- _Prompt_: Leaving out all images, write out the records that follow exactly.

- _Records to use_:
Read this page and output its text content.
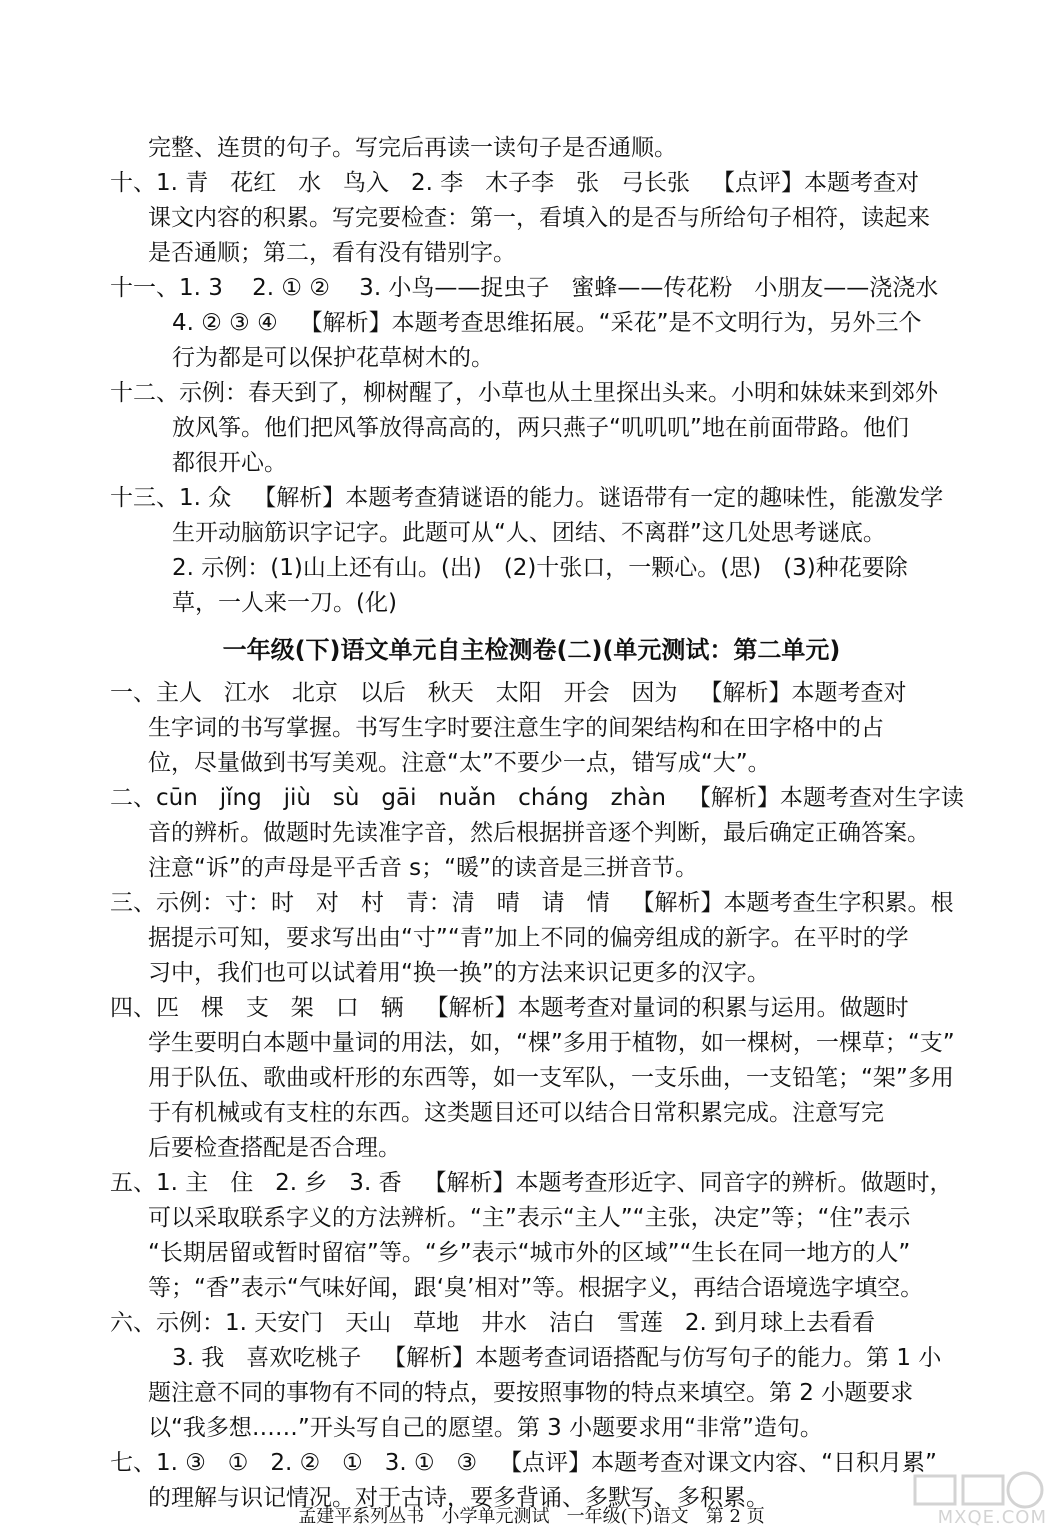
完整、连贯的句子。写完后再读一读句子是否通顺。
十、1. 青   花红   水   鸟入   2. 李   木子李   张   弓长张   【点评】本题考查对
课文内容的积累。写完要检查：第一，看填入的是否与所给句子相符，读起来
是否通顺；第二，看有没有错别字。
十一、1. 3    2. ① ②    3. 小鸟——捉虫子   蜜蜂——传花粉   小朋友——浇浇水
4. ② ③ ④   【解析】本题考查思维拓展。“采花”是不文明行为，另外三个
行为都是可以保护花草树木的。
十二、示例：春天到了，柳树醒了，小草也从土里探出头来。小明和妹妹来到郊外
放风筝。他们把风筝放得高高的，两只燕子“叽叽叽”地在前面带路。他们
都很开心。
十三、1. 众   【解析】本题考查猜谜语的能力。谜语带有一定的趣味性，能激发学
生开动脑筋识字记字。此题可从“人、团结、不离群”这几处思考谜底。
2. 示例：(1)山上还有山。(出)   (2)十张口，一颗心。(思)   (3)种花要除
草，一人来一刀。(化)
一年级(下)语文单元自主检测卷(二)(单元测试：第二单元)
一、主人   江水   北京   以后   秋天   太阳   开会   因为   【解析】本题考查对
生字词的书写掌握。书写生字时要注意生字的间架结构和在田字格中的占
位，尽量做到书写美观。注意“太”不要少一点，错写成“大”。
二、cūn   jǐng   jiù   sù   gāi   nuǎn   cháng   zhàn   【解析】本题考查对生字读
音的辨析。做题时先读准字音，然后根据拼音逐个判断，最后确定正确答案。
注意“诉”的声母是平舌音 s；“暖”的读音是三拼音节。
三、示例：寸：时   对   村   青：清   晴   请   情   【解析】本题考查生字积累。根
据提示可知，要求写出由“寸”“青”加上不同的偏旁组成的新字。在平时的学
习中，我们也可以试着用“换一换”的方法来识记更多的汉字。
四、匹   棵   支   架   口   辆   【解析】本题考查对量词的积累与运用。做题时
学生要明白本题中量词的用法，如，“棵”多用于植物，如一棵树，一棵草；“支”
用于队伍、歌曲或杆形的东西等，如一支军队，一支乐曲，一支铅笔；“架”多用
于有机械或有支柱的东西。这类题目还可以结合日常积累完成。注意写完
后要检查搭配是否合理。
五、1. 主   住   2. 乡   3. 香   【解析】本题考查形近字、同音字的辨析。做题时，
可以采取联系字义的方法辨析。“主”表示“主人”“主张，决定”等；“住”表示
“长期居留或暂时留宿”等。“乡”表示“城市外的区域”“生长在同一地方的人”
等；“香”表示“气味好闻，跟‘臭’相对”等。根据字义，再结合语境选字填空。
六、示例：1. 天安门   天山   草地   井水   洁白   雪莲   2. 到月球上去看看
3. 我   喜欢吃桃子   【解析】本题考查词语搭配与仿写句子的能力。第 1 小
题注意不同的事物有不同的特点，要按照事物的特点来填空。第 2 小题要求
以“我多想……”开头写自己的愿望。第 3 小题要求用“非常”造句。
七、1. ③   ①   2. ②   ①   3. ①   ③   【点评】本题考查对课文内容、“日积月累”
的理解与识记情况。对于古诗，要多背诵、多默写、多积累。
孟建平系列丛书   小学单元测试   一年级(下)语文   第 2 页	MXQE.COM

- _The output_:
Read this page and output its text content.
完整、连贯的句子。写完后再读一读句子是否通顺。
十、1. 青   花红   水   鸟入   2. 李   木子李   张   弓长张   【点评】本题考查对
课文内容的积累。写完要检查：第一，看填入的是否与所给句子相符，读起来
是否通顺；第二，看有没有错别字。
十一、1. 3    2. ① ②    3. 小鸟——捉虫子   蜜蜂——传花粉   小朋友——浇浇水
4. ② ③ ④   【解析】本题考查思维拓展。“采花”是不文明行为，另外三个
行为都是可以保护花草树木的。
十二、示例：春天到了，柳树醒了，小草也从土里探出头来。小明和妹妹来到郊外
放风筝。他们把风筝放得高高的，两只燕子“叽叽叽”地在前面带路。他们
都很开心。
十三、1. 众   【解析】本题考查猜谜语的能力。谜语带有一定的趣味性，能激发学
生开动脑筋识字记字。此题可从“人、团结、不离群”这几处思考谜底。
2. 示例：(1)山上还有山。(出)   (2)十张口，一颗心。(思)   (3)种花要除
草，一人来一刀。(化)
一年级(下)语文单元自主检测卷(二)(单元测试：第二单元)
一、主人   江水   北京   以后   秋天   太阳   开会   因为   【解析】本题考查对
生字词的书写掌握。书写生字时要注意生字的间架结构和在田字格中的占
位，尽量做到书写美观。注意“太”不要少一点，错写成“大”。
二、cūn   jǐng   jiù   sù   gāi   nuǎn   cháng   zhàn   【解析】本题考查对生字读
音的辨析。做题时先读准字音，然后根据拼音逐个判断，最后确定正确答案。
注意“诉”的声母是平舌音 s；“暖”的读音是三拼音节。
三、示例：寸：时   对   村   青：清   晴   请   情   【解析】本题考查生字积累。根
据提示可知，要求写出由“寸”“青”加上不同的偏旁组成的新字。在平时的学
习中，我们也可以试着用“换一换”的方法来识记更多的汉字。
四、匹   棵   支   架   口   辆   【解析】本题考查对量词的积累与运用。做题时
学生要明白本题中量词的用法，如，“棵”多用于植物，如一棵树，一棵草；“支”
用于队伍、歌曲或杆形的东西等，如一支军队，一支乐曲，一支铅笔；“架”多用
于有机械或有支柱的东西。这类题目还可以结合日常积累完成。注意写完
后要检查搭配是否合理。
五、1. 主   住   2. 乡   3. 香   【解析】本题考查形近字、同音字的辨析。做题时，
可以采取联系字义的方法辨析。“主”表示“主人”“主张，决定”等；“住”表示
“长期居留或暂时留宿”等。“乡”表示“城市外的区域”“生长在同一地方的人”
等；“香”表示“气味好闻，跟‘臭’相对”等。根据字义，再结合语境选字填空。
六、示例：1. 天安门   天山   草地   井水   洁白   雪莲   2. 到月球上去看看
3. 我   喜欢吃桃子   【解析】本题考查词语搭配与仿写句子的能力。第 1 小
题注意不同的事物有不同的特点，要按照事物的特点来填空。第 2 小题要求
以“我多想……”开头写自己的愿望。第 3 小题要求用“非常”造句。
七、1. ③   ①   2. ②   ①   3. ①   ③   【点评】本题考查对课文内容、“日积月累”
的理解与识记情况。对于古诗，要多背诵、多默写、多积累。
孟建平系列丛书   小学单元测试   一年级(下)语文   第 2 页	MXQE.COM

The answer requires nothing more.